◆ **TEXTO FORNECIDO**:

O médico que praticar a cirurgia de mudança de sexo, mesmo que autorizado por recente resolução (nº 1.482/97) do Conselho Federal de Medicina (CFM), ainda pode ser denunciado à Justiça por crime de lesão corporal gravíssima.
Embora a decisão do CFM seja considerada uma boa iniciativa pelos especialistas em direito penal, ela não impede que o Ministério Público denuncie o médico que praticar a cirurgia de mudança de sexo. Isso por que a resolução do CFM não tem o poder de alterar o Código Penal.
E, como em matéria de direito tudo é uma questão de interpretação, alguns dirão que a cirurgia continua a enquadrar-se na definição de crime de lesão corporal gravíssima e, por isso, o médico está sujeito a ser processado e condenado criminalmente.
Enquanto outros argumentarão que a situação do transexual (aquele que se identifica psíquica e socialmente com o sexo oposto ao de seu registro civil) justifica a operação, ou seja, exclui a ilicitude do ato cirúrgico.
"O Código Penal proíbe o médico de fazer a operação quando diz ser crime ofender a integridade corporal de uma pessoa, aumentando a pena se da intervenção resultar a perda ou inutilização de membro, sentido ou função", alerta Luiz Flávio Borges D'Urso, presidente da Academia Brasileira de Direito Criminal (ABDCRIM).
D'Urso é favorável à cirurgia nos casos comprovados de transexualismo, mas entende que, hoje, o médico que a realizar poderá ser condenado criminalmente.
"A única brecha que a lei dá é a redução da pena se o agente tiver cometido o crime (lesão corporal gravíssima) impelido por motivo de relevante valor social ou moral. A tendência é os juízes condenarem, com possibilidade de diminuição da pena", adverte.

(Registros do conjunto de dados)
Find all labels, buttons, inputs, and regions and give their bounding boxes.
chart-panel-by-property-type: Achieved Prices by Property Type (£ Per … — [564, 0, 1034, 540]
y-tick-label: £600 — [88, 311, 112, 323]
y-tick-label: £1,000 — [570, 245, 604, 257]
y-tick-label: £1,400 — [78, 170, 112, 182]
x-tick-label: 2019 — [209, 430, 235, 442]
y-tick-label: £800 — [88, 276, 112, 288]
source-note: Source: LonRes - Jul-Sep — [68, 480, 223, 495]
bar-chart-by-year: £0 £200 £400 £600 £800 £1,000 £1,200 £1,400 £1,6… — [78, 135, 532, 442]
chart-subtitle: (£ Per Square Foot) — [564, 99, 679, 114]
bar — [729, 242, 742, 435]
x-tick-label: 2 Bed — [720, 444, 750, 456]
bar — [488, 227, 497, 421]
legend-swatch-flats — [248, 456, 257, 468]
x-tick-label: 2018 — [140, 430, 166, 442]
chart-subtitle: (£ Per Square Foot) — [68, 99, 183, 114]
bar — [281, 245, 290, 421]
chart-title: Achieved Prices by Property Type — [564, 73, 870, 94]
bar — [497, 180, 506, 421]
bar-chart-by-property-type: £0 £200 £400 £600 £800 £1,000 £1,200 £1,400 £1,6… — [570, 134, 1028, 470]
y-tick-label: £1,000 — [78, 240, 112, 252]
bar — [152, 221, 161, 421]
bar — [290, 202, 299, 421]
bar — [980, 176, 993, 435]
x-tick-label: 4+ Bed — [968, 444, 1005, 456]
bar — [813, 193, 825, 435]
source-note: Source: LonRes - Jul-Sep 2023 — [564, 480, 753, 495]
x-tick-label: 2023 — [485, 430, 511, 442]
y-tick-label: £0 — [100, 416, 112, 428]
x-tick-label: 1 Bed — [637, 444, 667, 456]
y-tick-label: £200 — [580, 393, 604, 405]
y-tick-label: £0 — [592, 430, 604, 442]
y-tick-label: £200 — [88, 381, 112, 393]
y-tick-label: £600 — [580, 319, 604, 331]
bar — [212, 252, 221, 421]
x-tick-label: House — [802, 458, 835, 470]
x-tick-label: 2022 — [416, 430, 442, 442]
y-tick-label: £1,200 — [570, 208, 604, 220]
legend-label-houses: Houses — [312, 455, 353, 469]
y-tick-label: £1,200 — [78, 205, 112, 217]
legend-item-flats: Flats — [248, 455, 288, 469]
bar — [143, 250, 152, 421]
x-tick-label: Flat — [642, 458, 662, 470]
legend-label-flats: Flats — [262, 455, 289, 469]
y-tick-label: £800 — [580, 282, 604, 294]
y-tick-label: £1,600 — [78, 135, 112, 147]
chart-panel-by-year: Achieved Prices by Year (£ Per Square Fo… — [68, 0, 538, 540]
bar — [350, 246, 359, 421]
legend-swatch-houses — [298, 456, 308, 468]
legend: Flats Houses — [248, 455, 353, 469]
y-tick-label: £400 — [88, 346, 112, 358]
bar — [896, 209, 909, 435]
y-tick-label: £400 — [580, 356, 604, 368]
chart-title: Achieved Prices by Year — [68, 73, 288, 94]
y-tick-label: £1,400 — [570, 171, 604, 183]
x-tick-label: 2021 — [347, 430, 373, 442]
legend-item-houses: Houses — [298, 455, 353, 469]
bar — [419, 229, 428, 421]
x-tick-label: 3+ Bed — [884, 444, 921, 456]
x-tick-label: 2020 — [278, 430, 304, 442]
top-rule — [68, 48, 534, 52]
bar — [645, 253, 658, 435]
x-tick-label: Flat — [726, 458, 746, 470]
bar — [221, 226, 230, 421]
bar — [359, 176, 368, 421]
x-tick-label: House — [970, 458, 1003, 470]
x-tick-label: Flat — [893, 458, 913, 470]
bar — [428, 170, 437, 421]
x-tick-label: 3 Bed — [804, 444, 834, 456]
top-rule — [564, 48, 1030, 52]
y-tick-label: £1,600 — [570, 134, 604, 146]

◆ **TAREFA PROPOSTA**:
Dê sequência ao texto sobre a cirurgia de mudança de sexo e o Código Penal, começando logo depois da última frase apresentada. Os registros não têm nenhum papel nesta tarefa.

◆ **RESPOSTA DO EXERCÍCIO**:
Celso Limongi, desembargador do Tribunal de Justiça (TJ) de São Paulo, diz que não condenaria o médico. Mas reconhece que a maioria dos membros do Judiciário e do Ministério Público (a quem compete fazer a denúncia) é conservadora e condenaria a prática da operação de mudança de sexo, apesar da resolução do CFM.
"Do ponto de vista puramente técnico, a remoção de órgão é crime. A resolução do CFM vem em auxílio do médico, mas é necessária uma lei que trate especificamente do assunto", diz Limongi.
Paulo José da Costa Júnior, advogado criminalista, integra a segunda corrente: "O transexual tem necessidade de fazer a operação. Por isso, a cirurgia é uma ação socialmente adequada e não constitui crime. A necessidade do procedimento configura uma causa supralegal (está além da lei) de exclusão da criminalidade".
Essa é também a opinião de Roberto Podval, vice-presidente do Instituto Brasileiro de Ciências Criminais (IBCCrim)."Se comprovado o problema psicológico e físico, o médico que realizar a cirurgia estará no exercício regular de um direito: o de curar uma anomalia. Isso exclui a ilicitude do ato", argumenta.